MATERIAL PROVIDED
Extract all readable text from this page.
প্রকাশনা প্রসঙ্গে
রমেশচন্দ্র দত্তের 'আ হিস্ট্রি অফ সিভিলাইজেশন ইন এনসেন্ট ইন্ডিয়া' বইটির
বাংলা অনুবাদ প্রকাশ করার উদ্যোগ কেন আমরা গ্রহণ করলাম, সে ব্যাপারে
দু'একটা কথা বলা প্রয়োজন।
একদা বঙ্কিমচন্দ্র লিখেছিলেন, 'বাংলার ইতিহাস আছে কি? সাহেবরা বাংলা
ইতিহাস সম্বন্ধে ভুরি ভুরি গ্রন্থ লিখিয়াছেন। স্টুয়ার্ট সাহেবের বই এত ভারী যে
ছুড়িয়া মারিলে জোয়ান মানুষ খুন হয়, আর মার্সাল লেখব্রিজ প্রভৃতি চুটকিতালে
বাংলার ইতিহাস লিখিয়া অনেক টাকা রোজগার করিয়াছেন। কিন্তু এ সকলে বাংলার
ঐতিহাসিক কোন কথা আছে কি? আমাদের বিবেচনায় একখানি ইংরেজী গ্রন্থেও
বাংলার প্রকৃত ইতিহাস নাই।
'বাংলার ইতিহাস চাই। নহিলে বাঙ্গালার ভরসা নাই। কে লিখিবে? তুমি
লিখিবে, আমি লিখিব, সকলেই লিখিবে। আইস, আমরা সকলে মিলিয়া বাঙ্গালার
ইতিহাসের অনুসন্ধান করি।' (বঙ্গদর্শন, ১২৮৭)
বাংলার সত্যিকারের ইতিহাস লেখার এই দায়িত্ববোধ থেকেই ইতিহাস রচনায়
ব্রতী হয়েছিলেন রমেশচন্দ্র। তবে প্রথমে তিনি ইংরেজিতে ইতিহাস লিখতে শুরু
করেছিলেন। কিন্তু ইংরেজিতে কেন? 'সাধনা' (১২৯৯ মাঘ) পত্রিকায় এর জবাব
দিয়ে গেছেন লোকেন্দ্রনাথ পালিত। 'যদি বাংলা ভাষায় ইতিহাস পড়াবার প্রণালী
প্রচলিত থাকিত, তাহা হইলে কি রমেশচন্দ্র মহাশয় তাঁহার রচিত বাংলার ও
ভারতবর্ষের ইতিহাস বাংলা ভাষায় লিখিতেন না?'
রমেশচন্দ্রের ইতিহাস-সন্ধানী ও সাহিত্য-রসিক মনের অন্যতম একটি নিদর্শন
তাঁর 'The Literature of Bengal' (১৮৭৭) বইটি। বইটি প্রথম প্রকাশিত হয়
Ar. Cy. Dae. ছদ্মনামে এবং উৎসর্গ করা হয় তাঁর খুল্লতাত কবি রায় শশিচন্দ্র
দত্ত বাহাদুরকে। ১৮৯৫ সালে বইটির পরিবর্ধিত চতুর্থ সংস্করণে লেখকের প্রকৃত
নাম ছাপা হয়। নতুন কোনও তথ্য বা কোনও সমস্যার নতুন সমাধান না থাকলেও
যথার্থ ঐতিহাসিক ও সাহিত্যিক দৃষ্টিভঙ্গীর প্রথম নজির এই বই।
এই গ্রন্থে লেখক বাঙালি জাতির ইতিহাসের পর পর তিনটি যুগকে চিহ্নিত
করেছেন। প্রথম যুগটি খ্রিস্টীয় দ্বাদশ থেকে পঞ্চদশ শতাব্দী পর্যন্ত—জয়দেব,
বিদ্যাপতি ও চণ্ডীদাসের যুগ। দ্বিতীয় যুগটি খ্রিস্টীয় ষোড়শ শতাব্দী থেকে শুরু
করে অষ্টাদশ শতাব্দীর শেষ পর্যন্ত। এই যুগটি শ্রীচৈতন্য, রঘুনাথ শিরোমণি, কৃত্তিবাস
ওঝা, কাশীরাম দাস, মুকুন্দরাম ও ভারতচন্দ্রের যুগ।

SET TASK
All of the entries above need to be reproduced exactly.

SOLUTION TO THE PROBLEM
Extract all readable text from this page.
প্রকাশনা প্রসঙ্গে
রমেশচন্দ্র দত্তের 'আ হিস্ট্রি অফ সিভিলাইজেশন ইন এনসেন্ট ইন্ডিয়া' বইটির
বাংলা অনুবাদ প্রকাশ করার উদ্যোগ কেন আমরা গ্রহণ করলাম, সে ব্যাপারে
দু'একটা কথা বলা প্রয়োজন।
একদা বঙ্কিমচন্দ্র লিখেছিলেন, 'বাংলার ইতিহাস আছে কি? সাহেবরা বাংলা
ইতিহাস সম্বন্ধে ভুরি ভুরি গ্রন্থ লিখিয়াছেন। স্টুয়ার্ট সাহেবের বই এত ভারী যে
ছুড়িয়া মারিলে জোয়ান মানুষ খুন হয়, আর মার্সাল লেখব্রিজ প্রভৃতি চুটকিতালে
বাংলার ইতিহাস লিখিয়া অনেক টাকা রোজগার করিয়াছেন। কিন্তু এ সকলে বাংলার
ঐতিহাসিক কোন কথা আছে কি? আমাদের বিবেচনায় একখানি ইংরেজী গ্রন্থেও
বাংলার প্রকৃত ইতিহাস নাই।
'বাংলার ইতিহাস চাই। নহিলে বাঙ্গালার ভরসা নাই। কে লিখিবে? তুমি
লিখিবে, আমি লিখিব, সকলেই লিখিবে। আইস, আমরা সকলে মিলিয়া বাঙ্গালার
ইতিহাসের অনুসন্ধান করি।' (বঙ্গদর্শন, ১২৮৭)
বাংলার সত্যিকারের ইতিহাস লেখার এই দায়িত্ববোধ থেকেই ইতিহাস রচনায়
ব্রতী হয়েছিলেন রমেশচন্দ্র। তবে প্রথমে তিনি ইংরেজিতে ইতিহাস লিখতে শুরু
করেছিলেন। কিন্তু ইংরেজিতে কেন? 'সাধনা' (১২৯৯ মাঘ) পত্রিকায় এর জবাব
দিয়ে গেছেন লোকেন্দ্রনাথ পালিত। 'যদি বাংলা ভাষায় ইতিহাস পড়াবার প্রণালী
প্রচলিত থাকিত, তাহা হইলে কি রমেশচন্দ্র মহাশয় তাঁহার রচিত বাংলার ও
ভারতবর্ষের ইতিহাস বাংলা ভাষায় লিখিতেন না?'
রমেশচন্দ্রের ইতিহাস-সন্ধানী ও সাহিত্য-রসিক মনের অন্যতম একটি নিদর্শন
তাঁর 'The Literature of Bengal' (১৮৭৭) বইটি। বইটি প্রথম প্রকাশিত হয়
Ar. Cy. Dae. ছদ্মনামে এবং উৎসর্গ করা হয় তাঁর খুল্লতাত কবি রায় শশিচন্দ্র
দত্ত বাহাদুরকে। ১৮৯৫ সালে বইটির পরিবর্ধিত চতুর্থ সংস্করণে লেখকের প্রকৃত
নাম ছাপা হয়। নতুন কোনও তথ্য বা কোনও সমস্যার নতুন সমাধান না থাকলেও
যথার্থ ঐতিহাসিক ও সাহিত্যিক দৃষ্টিভঙ্গীর প্রথম নজির এই বই।
এই গ্রন্থে লেখক বাঙালি জাতির ইতিহাসের পর পর তিনটি যুগকে চিহ্নিত
করেছেন। প্রথম যুগটি খ্রিস্টীয় দ্বাদশ থেকে পঞ্চদশ শতাব্দী পর্যন্ত—জয়দেব,
বিদ্যাপতি ও চণ্ডীদাসের যুগ। দ্বিতীয় যুগটি খ্রিস্টীয় ষোড়শ শতাব্দী থেকে শুরু
করে অষ্টাদশ শতাব্দীর শেষ পর্যন্ত। এই যুগটি শ্রীচৈতন্য, রঘুনাথ শিরোমণি, কৃত্তিবাস
ওঝা, কাশীরাম দাস, মুকুন্দরাম ও ভারতচন্দ্রের যুগ।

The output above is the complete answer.